• WRITTEN EXERCISE:
Extract every line that includes the string "ответственному".

(Dataset items)
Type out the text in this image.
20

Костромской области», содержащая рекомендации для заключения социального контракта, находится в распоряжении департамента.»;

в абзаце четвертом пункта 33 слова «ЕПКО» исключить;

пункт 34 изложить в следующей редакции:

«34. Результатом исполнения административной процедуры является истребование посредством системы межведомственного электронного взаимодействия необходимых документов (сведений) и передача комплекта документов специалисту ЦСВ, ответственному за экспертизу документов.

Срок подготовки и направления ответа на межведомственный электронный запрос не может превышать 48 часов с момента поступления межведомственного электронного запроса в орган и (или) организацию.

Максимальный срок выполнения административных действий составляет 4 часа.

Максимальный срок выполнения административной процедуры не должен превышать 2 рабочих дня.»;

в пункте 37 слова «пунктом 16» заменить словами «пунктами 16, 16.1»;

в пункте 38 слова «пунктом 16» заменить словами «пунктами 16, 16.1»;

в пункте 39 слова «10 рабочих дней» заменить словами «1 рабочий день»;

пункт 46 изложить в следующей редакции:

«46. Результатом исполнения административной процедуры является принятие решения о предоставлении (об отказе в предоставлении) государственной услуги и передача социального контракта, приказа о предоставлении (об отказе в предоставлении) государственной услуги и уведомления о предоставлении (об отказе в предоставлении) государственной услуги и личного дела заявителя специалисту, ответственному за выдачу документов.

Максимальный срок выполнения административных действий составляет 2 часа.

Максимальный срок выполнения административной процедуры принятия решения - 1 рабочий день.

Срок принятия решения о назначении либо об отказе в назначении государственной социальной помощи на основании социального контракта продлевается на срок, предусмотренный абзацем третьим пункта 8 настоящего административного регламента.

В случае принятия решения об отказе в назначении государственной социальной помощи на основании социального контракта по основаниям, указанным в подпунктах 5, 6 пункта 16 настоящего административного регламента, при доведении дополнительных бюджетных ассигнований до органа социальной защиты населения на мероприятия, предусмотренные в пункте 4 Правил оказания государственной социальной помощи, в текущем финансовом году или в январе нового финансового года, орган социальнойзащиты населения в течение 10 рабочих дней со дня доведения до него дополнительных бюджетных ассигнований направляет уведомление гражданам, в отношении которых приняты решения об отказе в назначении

• PROBLEM SOLUTION:
«34. Результатом исполнения административной процедуры является истребование посредством системы межведомственного электронного взаимодействия необходимых документов (сведений) и передача комплекта документов специалисту ЦСВ, ответственному за экспертизу документов.
«46. Результатом исполнения административной процедуры является принятие решения о предоставлении (об отказе в предоставлении) государственной услуги и передача социального контракта, приказа о предоставлении (об отказе в предоставлении) государственной услуги и уведомления о предоставлении (об отказе в предоставлении) государственной услуги и личного дела заявителя специалисту, ответственному за выдачу документов.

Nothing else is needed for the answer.